* [WHAT THE TASK ASKS]
Note each line that includes the word "Runtime". Copy those lines.

* [AVAILABLE RECORDS]

▽

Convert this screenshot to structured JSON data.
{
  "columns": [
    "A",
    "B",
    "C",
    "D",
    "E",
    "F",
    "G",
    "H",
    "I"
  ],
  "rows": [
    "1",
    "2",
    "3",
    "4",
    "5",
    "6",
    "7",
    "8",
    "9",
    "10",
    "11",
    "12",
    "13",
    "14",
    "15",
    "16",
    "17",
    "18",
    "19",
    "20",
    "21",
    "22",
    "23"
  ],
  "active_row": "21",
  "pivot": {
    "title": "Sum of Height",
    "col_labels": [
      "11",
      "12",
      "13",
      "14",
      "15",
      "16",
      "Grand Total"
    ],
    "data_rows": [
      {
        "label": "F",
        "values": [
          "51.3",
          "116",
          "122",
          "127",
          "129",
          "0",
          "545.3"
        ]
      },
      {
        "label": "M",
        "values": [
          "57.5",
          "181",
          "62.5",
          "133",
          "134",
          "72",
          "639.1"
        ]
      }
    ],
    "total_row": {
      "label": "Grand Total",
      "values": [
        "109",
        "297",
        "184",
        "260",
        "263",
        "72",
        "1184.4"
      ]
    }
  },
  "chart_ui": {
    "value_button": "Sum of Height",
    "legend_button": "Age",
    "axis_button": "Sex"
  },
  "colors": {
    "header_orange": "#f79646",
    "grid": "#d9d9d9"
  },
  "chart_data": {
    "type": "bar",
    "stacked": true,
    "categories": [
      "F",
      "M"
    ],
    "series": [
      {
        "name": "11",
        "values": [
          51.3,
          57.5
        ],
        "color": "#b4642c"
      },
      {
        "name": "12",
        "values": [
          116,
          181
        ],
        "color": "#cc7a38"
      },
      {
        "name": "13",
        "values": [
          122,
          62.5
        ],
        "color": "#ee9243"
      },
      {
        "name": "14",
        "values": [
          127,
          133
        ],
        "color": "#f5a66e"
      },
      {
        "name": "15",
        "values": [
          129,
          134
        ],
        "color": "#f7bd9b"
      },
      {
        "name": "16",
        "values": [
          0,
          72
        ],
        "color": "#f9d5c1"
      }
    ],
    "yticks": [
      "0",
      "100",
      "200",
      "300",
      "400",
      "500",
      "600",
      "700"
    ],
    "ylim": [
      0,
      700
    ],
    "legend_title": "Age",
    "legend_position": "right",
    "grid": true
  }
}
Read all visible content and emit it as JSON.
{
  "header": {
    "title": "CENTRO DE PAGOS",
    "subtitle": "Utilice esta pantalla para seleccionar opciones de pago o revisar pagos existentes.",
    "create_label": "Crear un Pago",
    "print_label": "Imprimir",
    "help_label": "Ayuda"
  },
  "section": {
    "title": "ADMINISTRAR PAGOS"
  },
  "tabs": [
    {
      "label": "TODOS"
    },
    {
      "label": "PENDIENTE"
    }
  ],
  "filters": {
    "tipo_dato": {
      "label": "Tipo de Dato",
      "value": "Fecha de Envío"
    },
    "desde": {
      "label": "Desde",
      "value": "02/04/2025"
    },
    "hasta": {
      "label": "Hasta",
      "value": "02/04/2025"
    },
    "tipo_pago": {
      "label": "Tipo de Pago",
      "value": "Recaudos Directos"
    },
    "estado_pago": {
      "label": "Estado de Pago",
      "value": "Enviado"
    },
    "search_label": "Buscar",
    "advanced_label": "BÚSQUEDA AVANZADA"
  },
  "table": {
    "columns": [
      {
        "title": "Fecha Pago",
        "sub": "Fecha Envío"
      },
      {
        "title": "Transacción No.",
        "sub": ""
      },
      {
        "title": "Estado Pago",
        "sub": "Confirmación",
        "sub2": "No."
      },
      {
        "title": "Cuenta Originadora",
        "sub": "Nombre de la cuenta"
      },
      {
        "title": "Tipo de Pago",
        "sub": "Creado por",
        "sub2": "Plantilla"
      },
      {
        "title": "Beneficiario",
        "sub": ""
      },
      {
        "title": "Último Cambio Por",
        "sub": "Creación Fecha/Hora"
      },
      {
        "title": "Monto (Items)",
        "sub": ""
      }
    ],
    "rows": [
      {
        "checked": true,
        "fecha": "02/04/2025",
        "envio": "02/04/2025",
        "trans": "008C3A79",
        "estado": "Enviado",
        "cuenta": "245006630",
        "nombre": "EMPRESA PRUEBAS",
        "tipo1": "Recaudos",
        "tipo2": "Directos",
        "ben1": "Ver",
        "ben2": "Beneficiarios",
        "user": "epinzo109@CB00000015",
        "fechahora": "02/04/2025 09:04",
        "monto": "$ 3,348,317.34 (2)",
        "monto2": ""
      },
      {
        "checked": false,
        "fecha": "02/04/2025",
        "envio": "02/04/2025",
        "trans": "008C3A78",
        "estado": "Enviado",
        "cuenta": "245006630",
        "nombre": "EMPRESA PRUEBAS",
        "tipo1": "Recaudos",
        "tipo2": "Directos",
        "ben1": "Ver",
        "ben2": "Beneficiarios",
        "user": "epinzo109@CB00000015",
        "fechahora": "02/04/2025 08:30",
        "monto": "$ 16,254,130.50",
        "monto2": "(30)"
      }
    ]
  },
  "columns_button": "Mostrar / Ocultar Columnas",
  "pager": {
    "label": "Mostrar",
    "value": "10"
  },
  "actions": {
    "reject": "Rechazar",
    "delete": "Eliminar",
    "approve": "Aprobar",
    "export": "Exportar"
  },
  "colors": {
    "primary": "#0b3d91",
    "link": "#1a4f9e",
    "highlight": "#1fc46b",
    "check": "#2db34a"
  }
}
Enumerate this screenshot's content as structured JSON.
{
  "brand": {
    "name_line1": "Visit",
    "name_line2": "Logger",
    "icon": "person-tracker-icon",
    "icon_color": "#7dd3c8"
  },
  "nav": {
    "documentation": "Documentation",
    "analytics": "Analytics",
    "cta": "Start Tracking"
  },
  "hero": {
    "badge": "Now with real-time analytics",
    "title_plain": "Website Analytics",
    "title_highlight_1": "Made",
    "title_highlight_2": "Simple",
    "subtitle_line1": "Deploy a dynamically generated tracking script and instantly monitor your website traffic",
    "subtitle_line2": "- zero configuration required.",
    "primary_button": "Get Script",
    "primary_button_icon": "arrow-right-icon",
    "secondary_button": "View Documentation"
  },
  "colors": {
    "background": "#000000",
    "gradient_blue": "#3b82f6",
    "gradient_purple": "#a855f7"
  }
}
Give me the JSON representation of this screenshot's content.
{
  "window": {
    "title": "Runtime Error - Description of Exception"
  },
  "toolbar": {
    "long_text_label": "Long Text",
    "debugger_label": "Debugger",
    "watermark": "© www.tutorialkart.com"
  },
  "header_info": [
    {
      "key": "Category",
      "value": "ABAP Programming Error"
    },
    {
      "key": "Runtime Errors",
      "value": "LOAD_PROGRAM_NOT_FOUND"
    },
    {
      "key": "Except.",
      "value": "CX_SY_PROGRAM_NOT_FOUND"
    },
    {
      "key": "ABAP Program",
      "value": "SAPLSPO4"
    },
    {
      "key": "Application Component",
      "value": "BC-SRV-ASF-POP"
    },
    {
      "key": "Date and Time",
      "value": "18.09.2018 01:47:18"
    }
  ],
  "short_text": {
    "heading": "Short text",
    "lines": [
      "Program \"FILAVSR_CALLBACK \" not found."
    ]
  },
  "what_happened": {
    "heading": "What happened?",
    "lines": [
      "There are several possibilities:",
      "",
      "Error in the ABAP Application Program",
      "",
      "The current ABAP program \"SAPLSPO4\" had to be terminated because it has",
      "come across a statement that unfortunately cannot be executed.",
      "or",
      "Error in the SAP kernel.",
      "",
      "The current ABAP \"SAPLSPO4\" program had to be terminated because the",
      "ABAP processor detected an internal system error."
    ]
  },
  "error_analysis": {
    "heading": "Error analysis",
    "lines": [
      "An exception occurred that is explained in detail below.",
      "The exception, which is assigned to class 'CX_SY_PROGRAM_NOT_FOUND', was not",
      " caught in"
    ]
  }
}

△

* [FULL OUTPUT]
    "title": "Runtime Error - Description of Exception"
      "key": "Runtime Errors",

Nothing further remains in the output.